** begin **
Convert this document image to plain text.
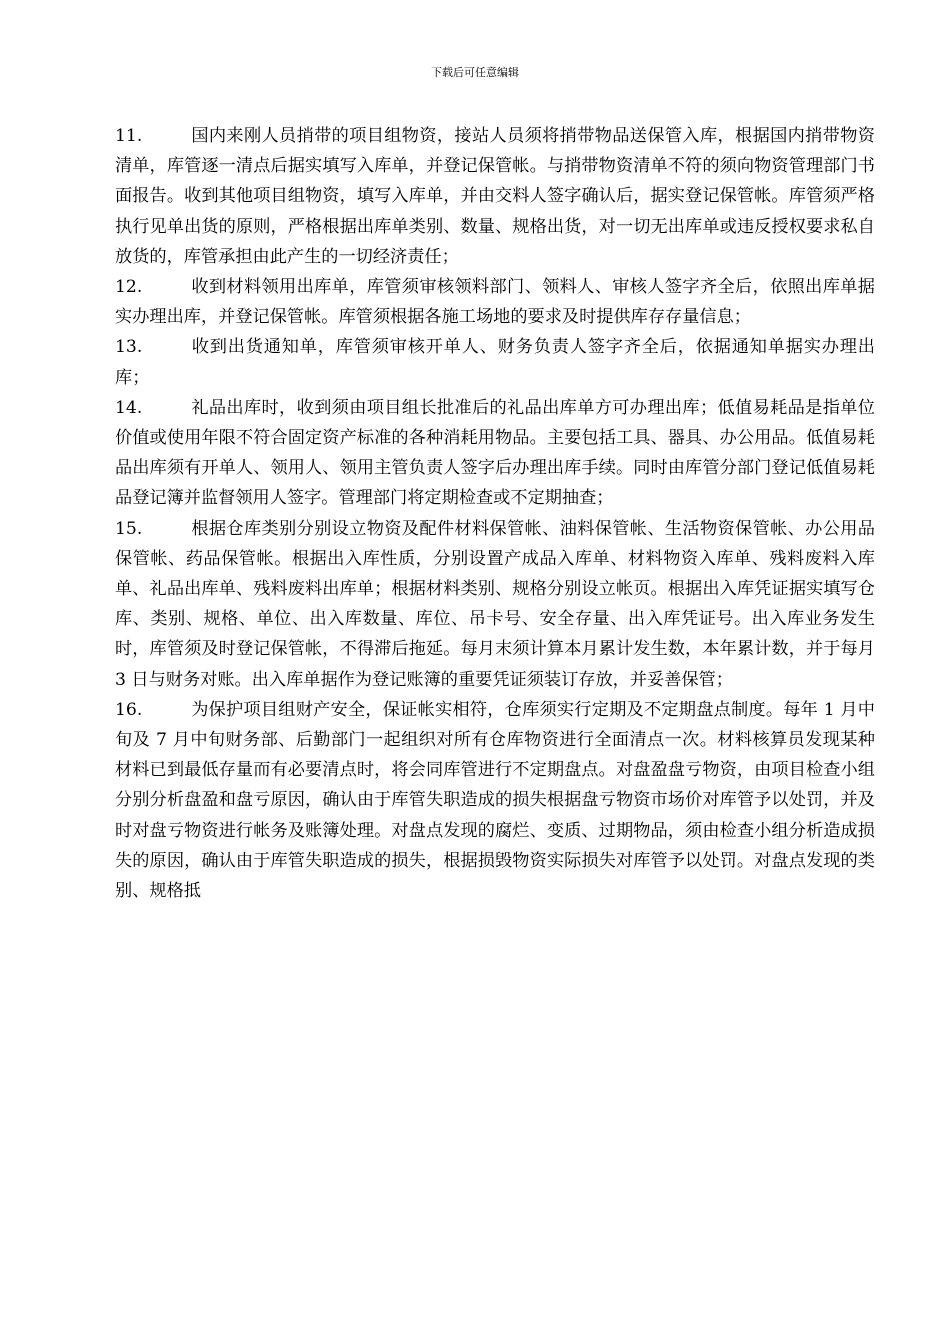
下载后可任意编辑

11.	国内来刚人员捎带的项目组物资，接站人员须将捎带物品送保管入库，根据国内捎带物资清单，库管逐一清点后据实填写入库单，并登记保管帐。与捎带物资清单不符的须向物资管理部门书面报告。收到其他项目组物资，填写入库单，并由交料人签字确认后，据实登记保管帐。库管须严格执行见单出货的原则，严格根据出库单类别、数量、规格出货，对一切无出库单或违反授权要求私自放货的，库管承担由此产生的一切经济责任；

12.	收到材料领用出库单，库管须审核领料部门、领料人、审核人签字齐全后，依照出库单据实办理出库，并登记保管帐。库管须根据各施工场地的要求及时提供库存存量信息；

13.	收到出货通知单，库管须审核开单人、财务负责人签字齐全后，依据通知单据实办理出库；

14.	礼品出库时，收到须由项目组长批准后的礼品出库单方可办理出库；低值易耗品是指单位价值或使用年限不符合固定资产标准的各种消耗用物品。主要包括工具、器具、办公用品。低值易耗品出库须有开单人、领用人、领用主管负责人签字后办理出库手续。同时由库管分部门登记低值易耗品登记簿并监督领用人签字。管理部门将定期检查或不定期抽查；

15.	根据仓库类别分别设立物资及配件材料保管帐、油料保管帐、生活物资保管帐、办公用品保管帐、药品保管帐。根据出入库性质，分别设置产成品入库单、材料物资入库单、残料废料入库单、礼品出库单、残料废料出库单；根据材料类别、规格分别设立帐页。根据出入库凭证据实填写仓库、类别、规格、单位、出入库数量、库位、吊卡号、安全存量、出入库凭证号。出入库业务发生时，库管须及时登记保管帐，不得滞后拖延。每月末须计算本月累计发生数，本年累计数，并于每月 3 日与财务对账。出入库单据作为登记账簿的重要凭证须装订存放，并妥善保管；

16.	为保护项目组财产安全，保证帐实相符，仓库须实行定期及不定期盘点制度。每年 1 月中旬及 7 月中旬财务部、后勤部门一起组织对所有仓库物资进行全面清点一次。材料核算员发现某种材料已到最低存量而有必要清点时，将会同库管进行不定期盘点。对盘盈盘亏物资，由项目检查小组分别分析盘盈和盘亏原因，确认由于库管失职造成的损失根据盘亏物资市场价对库管予以处罚，并及时对盘亏物资进行帐务及账簿处理。对盘点发现的腐烂、变质、过期物品，须由检查小组分析造成损失的原因，确认由于库管失职造成的损失，根据损毁物资实际损失对库管予以处罚。对盘点发现的类别、规格抵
** end **
→ WHAT THE TASK REQUIRES
The data above should be repeated exactly, minus any pictures.

→ FINAL RESULT
Convert this document image to plain text.
下载后可任意编辑

11.	国内来刚人员捎带的项目组物资，接站人员须将捎带物品送保管入库，根据国内捎带物资清单，库管逐一清点后据实填写入库单，并登记保管帐。与捎带物资清单不符的须向物资管理部门书面报告。收到其他项目组物资，填写入库单，并由交料人签字确认后，据实登记保管帐。库管须严格执行见单出货的原则，严格根据出库单类别、数量、规格出货，对一切无出库单或违反授权要求私自放货的，库管承担由此产生的一切经济责任；

12.	收到材料领用出库单，库管须审核领料部门、领料人、审核人签字齐全后，依照出库单据实办理出库，并登记保管帐。库管须根据各施工场地的要求及时提供库存存量信息；

13.	收到出货通知单，库管须审核开单人、财务负责人签字齐全后，依据通知单据实办理出库；

14.	礼品出库时，收到须由项目组长批准后的礼品出库单方可办理出库；低值易耗品是指单位价值或使用年限不符合固定资产标准的各种消耗用物品。主要包括工具、器具、办公用品。低值易耗品出库须有开单人、领用人、领用主管负责人签字后办理出库手续。同时由库管分部门登记低值易耗品登记簿并监督领用人签字。管理部门将定期检查或不定期抽查；

15.	根据仓库类别分别设立物资及配件材料保管帐、油料保管帐、生活物资保管帐、办公用品保管帐、药品保管帐。根据出入库性质，分别设置产成品入库单、材料物资入库单、残料废料入库单、礼品出库单、残料废料出库单；根据材料类别、规格分别设立帐页。根据出入库凭证据实填写仓库、类别、规格、单位、出入库数量、库位、吊卡号、安全存量、出入库凭证号。出入库业务发生时，库管须及时登记保管帐，不得滞后拖延。每月末须计算本月累计发生数，本年累计数，并于每月 3 日与财务对账。出入库单据作为登记账簿的重要凭证须装订存放，并妥善保管；

16.	为保护项目组财产安全，保证帐实相符，仓库须实行定期及不定期盘点制度。每年 1 月中旬及 7 月中旬财务部、后勤部门一起组织对所有仓库物资进行全面清点一次。材料核算员发现某种材料已到最低存量而有必要清点时，将会同库管进行不定期盘点。对盘盈盘亏物资，由项目检查小组分别分析盘盈和盘亏原因，确认由于库管失职造成的损失根据盘亏物资市场价对库管予以处罚，并及时对盘亏物资进行帐务及账簿处理。对盘点发现的腐烂、变质、过期物品，须由检查小组分析造成损失的原因，确认由于库管失职造成的损失，根据损毁物资实际损失对库管予以处罚。对盘点发现的类别、规格抵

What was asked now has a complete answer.